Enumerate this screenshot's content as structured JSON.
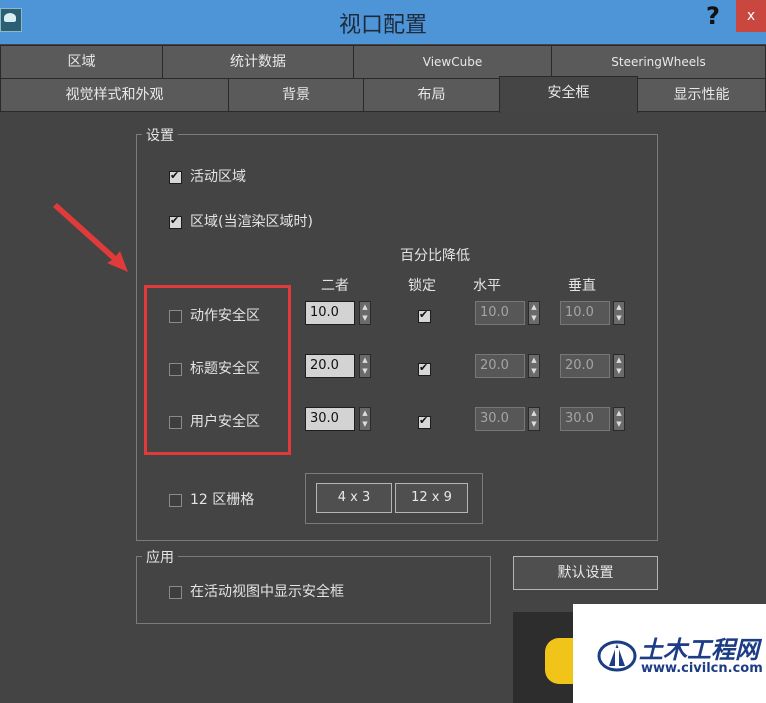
{
  "window": {
    "title": "视口配置",
    "help": "?",
    "close": "x"
  },
  "tabs_row1": [
    "区域",
    "统计数据",
    "ViewCube",
    "SteeringWheels"
  ],
  "tabs_row2": [
    "视觉样式和外观",
    "背景",
    "布局",
    "安全框",
    "显示性能"
  ],
  "active_tab": "安全框",
  "settings": {
    "legend": "设置",
    "live_area": {
      "label": "活动区域",
      "checked": true
    },
    "region_when_render": {
      "label": "区域(当渲染区域时)",
      "checked": true
    },
    "percent_reduce": "百分比降低",
    "col_both": "二者",
    "col_lock": "锁定",
    "col_horizontal": "水平",
    "col_vertical": "垂直",
    "zones": [
      {
        "label": "动作安全区",
        "both": "10.0",
        "horizontal": "10.0",
        "vertical": "10.0"
      },
      {
        "label": "标题安全区",
        "both": "20.0",
        "horizontal": "20.0",
        "vertical": "20.0"
      },
      {
        "label": "用户安全区",
        "both": "30.0",
        "horizontal": "30.0",
        "vertical": "30.0"
      }
    ],
    "grid12": {
      "label": "12 区栅格",
      "btn1": "4 x 3",
      "btn2": "12 x 9"
    }
  },
  "apply": {
    "legend": "应用",
    "show_in_active": "在活动视图中显示安全框",
    "default_button": "默认设置"
  },
  "watermark": {
    "title": "土木工程网",
    "url": "www.civilcn.com"
  },
  "colors": {
    "highlight": "#e03a3a",
    "titlebar": "#4e95d8"
  }
}
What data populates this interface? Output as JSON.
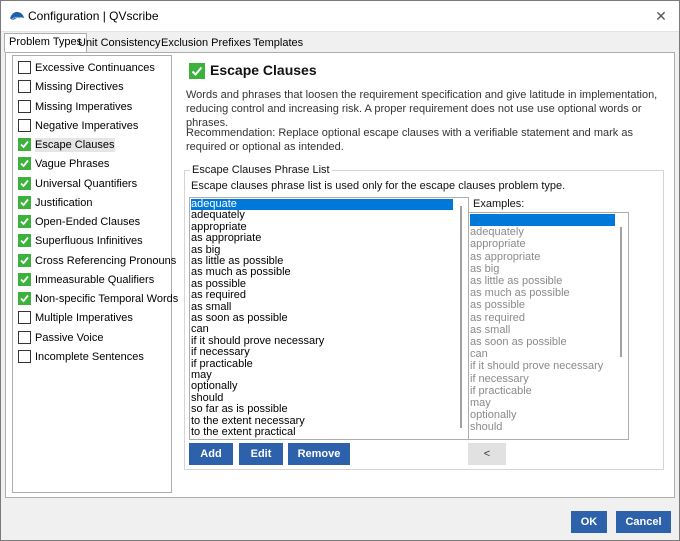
{
  "window": {
    "title": "Configuration | QVscribe",
    "close_icon": "close-icon",
    "app_icon": "qvscribe-logo-icon"
  },
  "tabs": [
    {
      "label": "Problem Types",
      "active": true
    },
    {
      "label": "Unit Consistency",
      "active": false
    },
    {
      "label": "Exclusion Prefixes",
      "active": false
    },
    {
      "label": "Templates",
      "active": false
    }
  ],
  "problem_types": [
    {
      "label": "Excessive Continuances",
      "checked": false
    },
    {
      "label": "Missing Directives",
      "checked": false
    },
    {
      "label": "Missing Imperatives",
      "checked": false
    },
    {
      "label": "Negative Imperatives",
      "checked": false
    },
    {
      "label": "Escape Clauses",
      "checked": true,
      "selected": true
    },
    {
      "label": "Vague Phrases",
      "checked": true
    },
    {
      "label": "Universal Quantifiers",
      "checked": true
    },
    {
      "label": "Justification",
      "checked": true
    },
    {
      "label": "Open-Ended Clauses",
      "checked": true
    },
    {
      "label": "Superfluous Infinitives",
      "checked": true
    },
    {
      "label": "Cross Referencing Pronouns",
      "checked": true
    },
    {
      "label": "Immeasurable Qualifiers",
      "checked": true
    },
    {
      "label": "Non-specific Temporal Words",
      "checked": true
    },
    {
      "label": "Multiple Imperatives",
      "checked": false
    },
    {
      "label": "Passive Voice",
      "checked": false
    },
    {
      "label": "Incomplete Sentences",
      "checked": false
    }
  ],
  "detail": {
    "title": "Escape Clauses",
    "enabled": true,
    "description": "Words and phrases that loosen the requirement specification and give latitude in implementation, reducing control and increasing risk. A proper requirement does not use use optional words or phrases.",
    "recommendation": "Recommendation: Replace optional escape clauses with a verifiable statement and mark as required or optional as intended.",
    "group_title": "Escape Clauses Phrase List",
    "group_description": "Escape clauses phrase list is used only for the escape clauses problem type.",
    "examples_label": "Examples:"
  },
  "phrases": [
    "adequate",
    "adequately",
    "appropriate",
    "as appropriate",
    "as big",
    "as little as possible",
    "as much as possible",
    "as possible",
    "as required",
    "as small",
    "as soon as possible",
    "can",
    "if it should prove necessary",
    "if necessary",
    "if practicable",
    "may",
    "optionally",
    "should",
    "so far as is possible",
    "to the extent necessary",
    "to the extent practical"
  ],
  "selected_phrase_index": 0,
  "examples": [
    "adequate",
    "adequately",
    "appropriate",
    "as appropriate",
    "as big",
    "as little as possible",
    "as much as possible",
    "as possible",
    "as required",
    "as small",
    "as soon as possible",
    "can",
    "if it should prove necessary",
    "if necessary",
    "if practicable",
    "may",
    "optionally",
    "should"
  ],
  "buttons": {
    "add": "Add",
    "edit": "Edit",
    "remove": "Remove",
    "move_left": "<",
    "ok": "OK",
    "cancel": "Cancel"
  },
  "colors": {
    "accent": "#2d61ab",
    "check_green": "#3cb23c",
    "selection": "#0078d7"
  }
}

********************

[WHAT YOU NEED TO DO] Every line in the data that holds "Imperatives" should be copied out.

[FINAL ANSWER]
      "label": "Missing Imperatives",
      "label": "Negative Imperatives",
      "label": "Multiple Imperatives",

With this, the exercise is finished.